>>

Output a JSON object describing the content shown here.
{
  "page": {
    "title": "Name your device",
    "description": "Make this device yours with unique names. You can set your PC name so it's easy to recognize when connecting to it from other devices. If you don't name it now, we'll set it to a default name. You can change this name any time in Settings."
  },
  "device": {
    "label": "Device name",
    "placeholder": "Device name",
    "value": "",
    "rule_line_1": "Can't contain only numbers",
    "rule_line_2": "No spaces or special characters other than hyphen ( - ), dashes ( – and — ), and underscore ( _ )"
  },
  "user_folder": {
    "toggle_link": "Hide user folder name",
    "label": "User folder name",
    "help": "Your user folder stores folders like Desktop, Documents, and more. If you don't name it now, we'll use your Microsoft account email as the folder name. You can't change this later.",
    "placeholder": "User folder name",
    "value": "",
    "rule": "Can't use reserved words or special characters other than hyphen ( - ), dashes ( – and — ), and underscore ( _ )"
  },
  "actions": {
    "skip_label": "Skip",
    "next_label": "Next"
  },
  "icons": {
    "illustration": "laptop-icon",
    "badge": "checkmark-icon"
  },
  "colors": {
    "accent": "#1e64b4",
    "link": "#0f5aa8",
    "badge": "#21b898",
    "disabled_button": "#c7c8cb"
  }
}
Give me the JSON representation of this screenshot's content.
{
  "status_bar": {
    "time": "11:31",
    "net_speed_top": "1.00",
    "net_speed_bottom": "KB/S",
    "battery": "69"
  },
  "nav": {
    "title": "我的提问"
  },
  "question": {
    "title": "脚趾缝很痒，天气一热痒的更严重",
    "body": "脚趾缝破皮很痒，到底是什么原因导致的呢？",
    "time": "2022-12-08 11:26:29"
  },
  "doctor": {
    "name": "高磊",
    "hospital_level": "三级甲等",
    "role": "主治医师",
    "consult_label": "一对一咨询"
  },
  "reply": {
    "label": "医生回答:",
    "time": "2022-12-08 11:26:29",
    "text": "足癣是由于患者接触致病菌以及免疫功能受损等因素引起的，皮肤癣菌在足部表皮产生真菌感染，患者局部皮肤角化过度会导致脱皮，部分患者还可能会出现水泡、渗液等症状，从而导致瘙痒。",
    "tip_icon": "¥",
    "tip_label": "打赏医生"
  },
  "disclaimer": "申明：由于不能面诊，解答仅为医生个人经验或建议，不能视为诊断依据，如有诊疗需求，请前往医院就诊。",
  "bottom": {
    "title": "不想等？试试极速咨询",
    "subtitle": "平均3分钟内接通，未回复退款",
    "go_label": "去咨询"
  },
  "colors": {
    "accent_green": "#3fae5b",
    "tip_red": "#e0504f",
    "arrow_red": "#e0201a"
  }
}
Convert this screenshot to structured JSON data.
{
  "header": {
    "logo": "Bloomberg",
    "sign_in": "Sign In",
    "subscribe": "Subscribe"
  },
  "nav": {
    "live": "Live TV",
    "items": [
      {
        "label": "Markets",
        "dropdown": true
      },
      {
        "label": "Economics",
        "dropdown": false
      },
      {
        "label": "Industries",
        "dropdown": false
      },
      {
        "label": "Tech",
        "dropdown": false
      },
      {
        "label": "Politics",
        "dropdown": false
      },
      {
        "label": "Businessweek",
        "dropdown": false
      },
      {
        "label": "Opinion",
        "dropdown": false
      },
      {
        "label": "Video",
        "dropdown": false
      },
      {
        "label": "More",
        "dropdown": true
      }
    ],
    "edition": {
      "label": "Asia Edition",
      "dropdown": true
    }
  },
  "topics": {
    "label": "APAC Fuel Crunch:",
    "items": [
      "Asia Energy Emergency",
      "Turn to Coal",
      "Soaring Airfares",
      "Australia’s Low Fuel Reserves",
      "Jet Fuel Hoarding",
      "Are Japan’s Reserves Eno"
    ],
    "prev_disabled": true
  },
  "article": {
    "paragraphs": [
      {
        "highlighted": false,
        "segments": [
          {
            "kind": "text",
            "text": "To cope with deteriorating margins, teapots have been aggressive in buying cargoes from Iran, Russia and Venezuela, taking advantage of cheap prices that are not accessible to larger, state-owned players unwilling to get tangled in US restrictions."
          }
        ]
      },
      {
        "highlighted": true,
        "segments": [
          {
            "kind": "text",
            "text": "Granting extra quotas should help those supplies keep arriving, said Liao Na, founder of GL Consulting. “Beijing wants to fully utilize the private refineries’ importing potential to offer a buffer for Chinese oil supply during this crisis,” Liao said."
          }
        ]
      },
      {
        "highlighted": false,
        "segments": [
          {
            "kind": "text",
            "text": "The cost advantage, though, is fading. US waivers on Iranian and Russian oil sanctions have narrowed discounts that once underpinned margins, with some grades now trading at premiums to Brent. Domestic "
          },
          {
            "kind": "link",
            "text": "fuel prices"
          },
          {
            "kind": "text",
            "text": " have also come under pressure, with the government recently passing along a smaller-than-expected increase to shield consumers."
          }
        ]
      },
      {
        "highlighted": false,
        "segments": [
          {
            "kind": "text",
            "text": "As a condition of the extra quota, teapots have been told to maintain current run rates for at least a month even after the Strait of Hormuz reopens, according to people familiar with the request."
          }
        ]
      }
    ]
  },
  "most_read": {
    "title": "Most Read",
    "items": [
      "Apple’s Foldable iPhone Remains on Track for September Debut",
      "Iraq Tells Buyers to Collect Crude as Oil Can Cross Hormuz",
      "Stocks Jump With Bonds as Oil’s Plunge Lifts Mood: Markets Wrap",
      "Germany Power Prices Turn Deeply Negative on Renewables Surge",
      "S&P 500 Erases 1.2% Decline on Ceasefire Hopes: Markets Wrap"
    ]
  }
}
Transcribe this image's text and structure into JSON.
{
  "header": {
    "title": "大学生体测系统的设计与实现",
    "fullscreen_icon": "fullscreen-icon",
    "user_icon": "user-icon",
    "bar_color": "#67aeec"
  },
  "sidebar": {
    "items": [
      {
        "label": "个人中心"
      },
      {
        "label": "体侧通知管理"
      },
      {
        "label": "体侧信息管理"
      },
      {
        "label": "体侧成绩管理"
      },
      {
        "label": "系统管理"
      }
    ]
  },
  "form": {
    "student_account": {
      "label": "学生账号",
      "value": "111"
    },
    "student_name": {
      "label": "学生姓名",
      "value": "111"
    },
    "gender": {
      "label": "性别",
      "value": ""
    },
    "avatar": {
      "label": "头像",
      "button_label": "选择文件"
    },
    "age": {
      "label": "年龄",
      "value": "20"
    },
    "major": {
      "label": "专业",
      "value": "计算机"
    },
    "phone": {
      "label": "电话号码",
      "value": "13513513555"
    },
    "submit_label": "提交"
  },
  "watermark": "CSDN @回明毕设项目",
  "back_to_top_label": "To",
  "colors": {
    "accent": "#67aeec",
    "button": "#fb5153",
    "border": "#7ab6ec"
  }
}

<<

§ DIRECTION
Retype the material in full. Each word must match.

§ RESULT OF THE EXERCISE
Output a JSON object describing the content shown here.
{
  "page": {
    "title": "Name your device",
    "description": "Make this device yours with unique names. You can set your PC name so it's easy to recognize when connecting to it from other devices. If you don't name it now, we'll set it to a default name. You can change this name any time in Settings."
  },
  "device": {
    "label": "Device name",
    "placeholder": "Device name",
    "value": "",
    "rule_line_1": "Can't contain only numbers",
    "rule_line_2": "No spaces or special characters other than hyphen ( - ), dashes ( – and — ), and underscore ( _ )"
  },
  "user_folder": {
    "toggle_link": "Hide user folder name",
    "label": "User folder name",
    "help": "Your user folder stores folders like Desktop, Documents, and more. If you don't name it now, we'll use your Microsoft account email as the folder name. You can't change this later.",
    "placeholder": "User folder name",
    "value": "",
    "rule": "Can't use reserved words or special characters other than hyphen ( - ), dashes ( – and — ), and underscore ( _ )"
  },
  "actions": {
    "skip_label": "Skip",
    "next_label": "Next"
  },
  "icons": {
    "illustration": "laptop-icon",
    "badge": "checkmark-icon"
  },
  "colors": {
    "accent": "#1e64b4",
    "link": "#0f5aa8",
    "badge": "#21b898",
    "disabled_button": "#c7c8cb"
  }
}
Give me the JSON representation of this screenshot's content.
{
  "status_bar": {
    "time": "11:31",
    "net_speed_top": "1.00",
    "net_speed_bottom": "KB/S",
    "battery": "69"
  },
  "nav": {
    "title": "我的提问"
  },
  "question": {
    "title": "脚趾缝很痒，天气一热痒的更严重",
    "body": "脚趾缝破皮很痒，到底是什么原因导致的呢？",
    "time": "2022-12-08 11:26:29"
  },
  "doctor": {
    "name": "高磊",
    "hospital_level": "三级甲等",
    "role": "主治医师",
    "consult_label": "一对一咨询"
  },
  "reply": {
    "label": "医生回答:",
    "time": "2022-12-08 11:26:29",
    "text": "足癣是由于患者接触致病菌以及免疫功能受损等因素引起的，皮肤癣菌在足部表皮产生真菌感染，患者局部皮肤角化过度会导致脱皮，部分患者还可能会出现水泡、渗液等症状，从而导致瘙痒。",
    "tip_icon": "¥",
    "tip_label": "打赏医生"
  },
  "disclaimer": "申明：由于不能面诊，解答仅为医生个人经验或建议，不能视为诊断依据，如有诊疗需求，请前往医院就诊。",
  "bottom": {
    "title": "不想等？试试极速咨询",
    "subtitle": "平均3分钟内接通，未回复退款",
    "go_label": "去咨询"
  },
  "colors": {
    "accent_green": "#3fae5b",
    "tip_red": "#e0504f",
    "arrow_red": "#e0201a"
  }
}
Convert this screenshot to structured JSON data.
{
  "header": {
    "logo": "Bloomberg",
    "sign_in": "Sign In",
    "subscribe": "Subscribe"
  },
  "nav": {
    "live": "Live TV",
    "items": [
      {
        "label": "Markets",
        "dropdown": true
      },
      {
        "label": "Economics",
        "dropdown": false
      },
      {
        "label": "Industries",
        "dropdown": false
      },
      {
        "label": "Tech",
        "dropdown": false
      },
      {
        "label": "Politics",
        "dropdown": false
      },
      {
        "label": "Businessweek",
        "dropdown": false
      },
      {
        "label": "Opinion",
        "dropdown": false
      },
      {
        "label": "Video",
        "dropdown": false
      },
      {
        "label": "More",
        "dropdown": true
      }
    ],
    "edition": {
      "label": "Asia Edition",
      "dropdown": true
    }
  },
  "topics": {
    "label": "APAC Fuel Crunch:",
    "items": [
      "Asia Energy Emergency",
      "Turn to Coal",
      "Soaring Airfares",
      "Australia’s Low Fuel Reserves",
      "Jet Fuel Hoarding",
      "Are Japan’s Reserves Eno"
    ],
    "prev_disabled": true
  },
  "article": {
    "paragraphs": [
      {
        "highlighted": false,
        "segments": [
          {
            "kind": "text",
            "text": "To cope with deteriorating margins, teapots have been aggressive in buying cargoes from Iran, Russia and Venezuela, taking advantage of cheap prices that are not accessible to larger, state-owned players unwilling to get tangled in US restrictions."
          }
        ]
      },
      {
        "highlighted": true,
        "segments": [
          {
            "kind": "text",
            "text": "Granting extra quotas should help those supplies keep arriving, said Liao Na, founder of GL Consulting. “Beijing wants to fully utilize the private refineries’ importing potential to offer a buffer for Chinese oil supply during this crisis,” Liao said."
          }
        ]
      },
      {
        "highlighted": false,
        "segments": [
          {
            "kind": "text",
            "text": "The cost advantage, though, is fading. US waivers on Iranian and Russian oil sanctions have narrowed discounts that once underpinned margins, with some grades now trading at premiums to Brent. Domestic "
          },
          {
            "kind": "link",
            "text": "fuel prices"
          },
          {
            "kind": "text",
            "text": " have also come under pressure, with the government recently passing along a smaller-than-expected increase to shield consumers."
          }
        ]
      },
      {
        "highlighted": false,
        "segments": [
          {
            "kind": "text",
            "text": "As a condition of the extra quota, teapots have been told to maintain current run rates for at least a month even after the Strait of Hormuz reopens, according to people familiar with the request."
          }
        ]
      }
    ]
  },
  "most_read": {
    "title": "Most Read",
    "items": [
      "Apple’s Foldable iPhone Remains on Track for September Debut",
      "Iraq Tells Buyers to Collect Crude as Oil Can Cross Hormuz",
      "Stocks Jump With Bonds as Oil’s Plunge Lifts Mood: Markets Wrap",
      "Germany Power Prices Turn Deeply Negative on Renewables Surge",
      "S&P 500 Erases 1.2% Decline on Ceasefire Hopes: Markets Wrap"
    ]
  }
}
Transcribe this image's text and structure into JSON.
{
  "header": {
    "title": "大学生体测系统的设计与实现",
    "fullscreen_icon": "fullscreen-icon",
    "user_icon": "user-icon",
    "bar_color": "#67aeec"
  },
  "sidebar": {
    "items": [
      {
        "label": "个人中心"
      },
      {
        "label": "体侧通知管理"
      },
      {
        "label": "体侧信息管理"
      },
      {
        "label": "体侧成绩管理"
      },
      {
        "label": "系统管理"
      }
    ]
  },
  "form": {
    "student_account": {
      "label": "学生账号",
      "value": "111"
    },
    "student_name": {
      "label": "学生姓名",
      "value": "111"
    },
    "gender": {
      "label": "性别",
      "value": ""
    },
    "avatar": {
      "label": "头像",
      "button_label": "选择文件"
    },
    "age": {
      "label": "年龄",
      "value": "20"
    },
    "major": {
      "label": "专业",
      "value": "计算机"
    },
    "phone": {
      "label": "电话号码",
      "value": "13513513555"
    },
    "submit_label": "提交"
  },
  "watermark": "CSDN @回明毕设项目",
  "back_to_top_label": "To",
  "colors": {
    "accent": "#67aeec",
    "button": "#fb5153",
    "border": "#7ab6ec"
  }
}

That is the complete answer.